>> BEGIN

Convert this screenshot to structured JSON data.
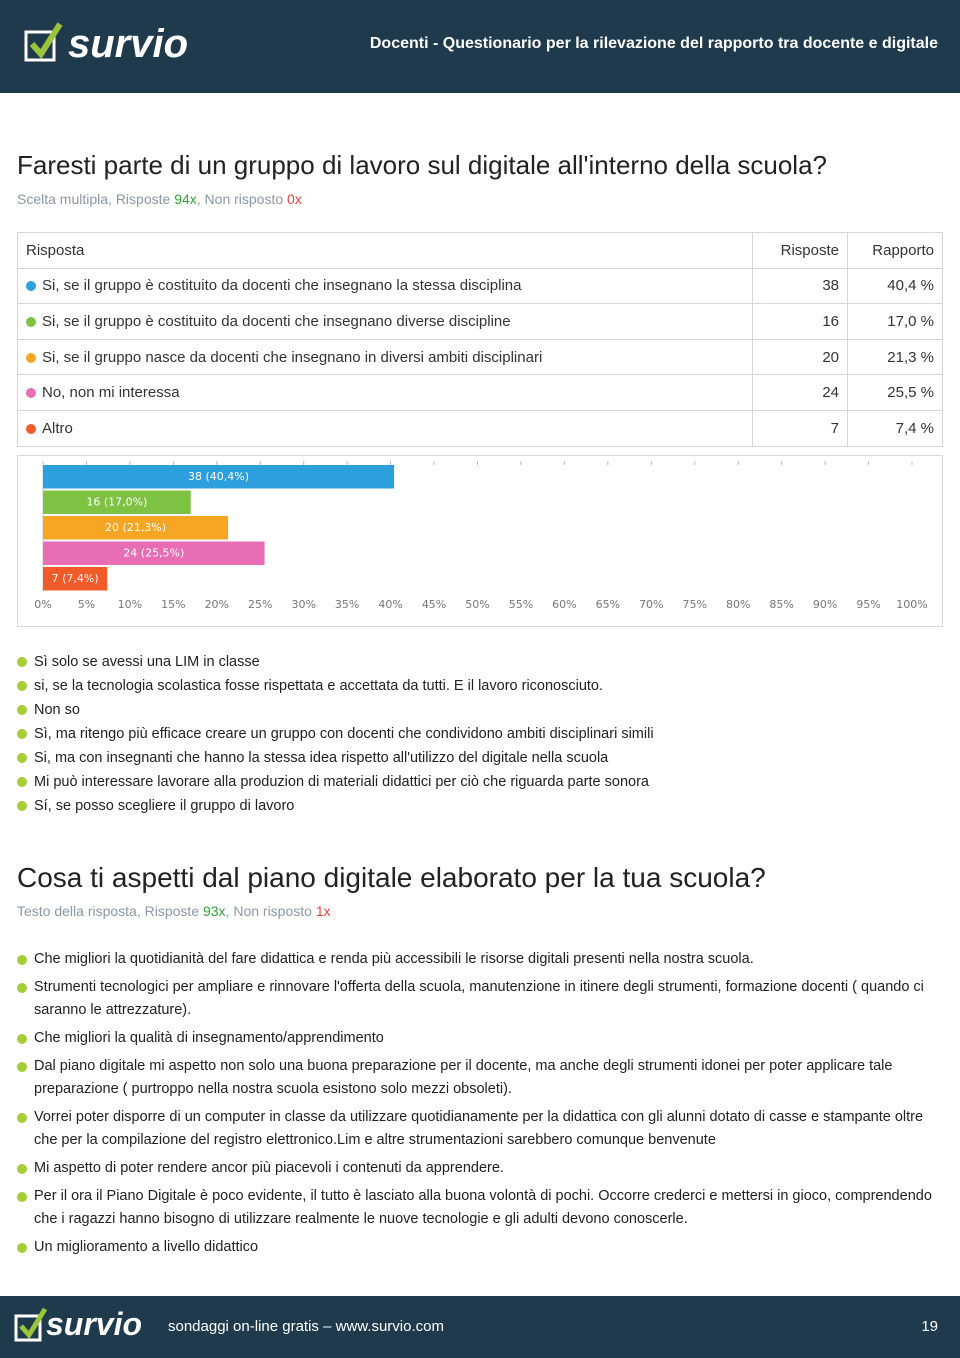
{
  "header": {
    "logo": "survio",
    "title": "Docenti - Questionario per la rilevazione del rapporto tra docente e digitale"
  },
  "question1": {
    "title": "Faresti parte di un gruppo di lavoro sul digitale all'interno della scuola?",
    "meta": {
      "kind": "Scelta multipla, Risposte ",
      "answered": "94x",
      "sep": ", Non risposto ",
      "unanswered": "0x"
    },
    "table": {
      "headers": [
        "Risposta",
        "Risposte",
        "Rapporto"
      ],
      "rows": [
        [
          "Si, se il gruppo è costituito da docenti che insegnano la stessa disciplina",
          "38",
          "40,4 %"
        ],
        [
          "Si, se il gruppo è costituito da docenti che insegnano diverse discipline",
          "16",
          "17,0 %"
        ],
        [
          "Si, se il gruppo nasce da docenti che insegnano in diversi ambiti disciplinari",
          "20",
          "21,3 %"
        ],
        [
          "No, non mi interessa",
          "24",
          "25,5 %"
        ],
        [
          "Altro",
          "7",
          "7,4 %"
        ]
      ]
    },
    "other_answers": [
      "Sì solo se avessi una LIM in classe",
      "si, se la tecnologia scolastica fosse rispettata e accettata da tutti. E il lavoro riconosciuto.",
      "Non so",
      "Sì, ma ritengo più efficace creare un gruppo con docenti che condividono ambiti disciplinari simili",
      "Si, ma con insegnanti che hanno la stessa idea rispetto all'utilizzo del digitale nella scuola",
      "Mi può interessare lavorare alla produzion di materiali didattici per ciò che riguarda parte sonora",
      "Sí, se posso scegliere il gruppo di lavoro"
    ]
  },
  "chart_data": {
    "type": "bar",
    "orientation": "horizontal",
    "values": [
      40.4,
      17.0,
      21.3,
      25.5,
      7.4
    ],
    "value_labels": [
      "38 (40,4%)",
      "16 (17,0%)",
      "20 (21,3%)",
      "24 (25,5%)",
      "7 (7,4%)"
    ],
    "colors": [
      "#2d9fdc",
      "#7dc242",
      "#f6a623",
      "#e86db4",
      "#f15a29"
    ],
    "xlim": [
      0,
      100
    ],
    "xticks": [
      {
        "value": 0,
        "label": "0%"
      },
      {
        "value": 5,
        "label": "5%"
      },
      {
        "value": 10,
        "label": "10%"
      },
      {
        "value": 15,
        "label": "15%"
      },
      {
        "value": 20,
        "label": "20%"
      },
      {
        "value": 25,
        "label": "25%"
      },
      {
        "value": 30,
        "label": "30%"
      },
      {
        "value": 35,
        "label": "35%"
      },
      {
        "value": 40,
        "label": "40%"
      },
      {
        "value": 45,
        "label": "45%"
      },
      {
        "value": 50,
        "label": "50%"
      },
      {
        "value": 55,
        "label": "55%"
      },
      {
        "value": 60,
        "label": "60%"
      },
      {
        "value": 65,
        "label": "65%"
      },
      {
        "value": 70,
        "label": "70%"
      },
      {
        "value": 75,
        "label": "75%"
      },
      {
        "value": 80,
        "label": "80%"
      },
      {
        "value": 85,
        "label": "85%"
      },
      {
        "value": 90,
        "label": "90%"
      },
      {
        "value": 95,
        "label": "95%"
      },
      {
        "value": 100,
        "label": "100%"
      }
    ]
  },
  "question2": {
    "title": "Cosa ti aspetti dal piano digitale elaborato per la tua scuola?",
    "meta": {
      "kind": "Testo della risposta, Risposte ",
      "answered": "93x",
      "sep": ", Non risposto ",
      "unanswered": "1x"
    },
    "answers": [
      "Che migliori la quotidianità del fare didattica e renda più accessibili le risorse digitali presenti nella nostra scuola.",
      "Strumenti tecnologici per ampliare e rinnovare l'offerta della scuola, manutenzione in itinere degli strumenti, formazione docenti ( quando ci saranno le attrezzature).",
      "Che migliori la qualità di insegnamento/apprendimento",
      "Dal piano digitale mi aspetto non solo una buona preparazione per il docente, ma anche degli strumenti idonei per poter applicare tale preparazione ( purtroppo nella nostra scuola esistono solo mezzi obsoleti).",
      "Vorrei poter disporre di un computer in classe da utilizzare quotidianamente per la didattica con gli alunni dotato di casse e stampante oltre che per la compilazione del registro elettronico.Lim e altre strumentazioni sarebbero comunque benvenute",
      "Mi aspetto di poter rendere ancor più piacevoli i contenuti da apprendere.",
      "Per il ora il Piano Digitale è poco evidente, il tutto è lasciato alla buona volontà di pochi. Occorre crederci e mettersi in gioco, comprendendo che i ragazzi hanno bisogno di utilizzare realmente le nuove tecnologie e gli adulti devono conoscerle.",
      "Un miglioramento a livello didattico"
    ]
  },
  "footer": {
    "logo": "survio",
    "text": "sondaggi on-line gratis – www.survio.com",
    "page": "19"
  }
}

>> END

> [REQUIRED TASK]: Identify every line where the string "disciplinari" appears.

> [PROBLEM SOLUTION]:
          "Si, se il gruppo nasce da docenti che insegnano in diversi ambiti disciplinari",
      "Sì, ma ritengo più efficace creare un gruppo con docenti che condividono ambiti disciplinari simili",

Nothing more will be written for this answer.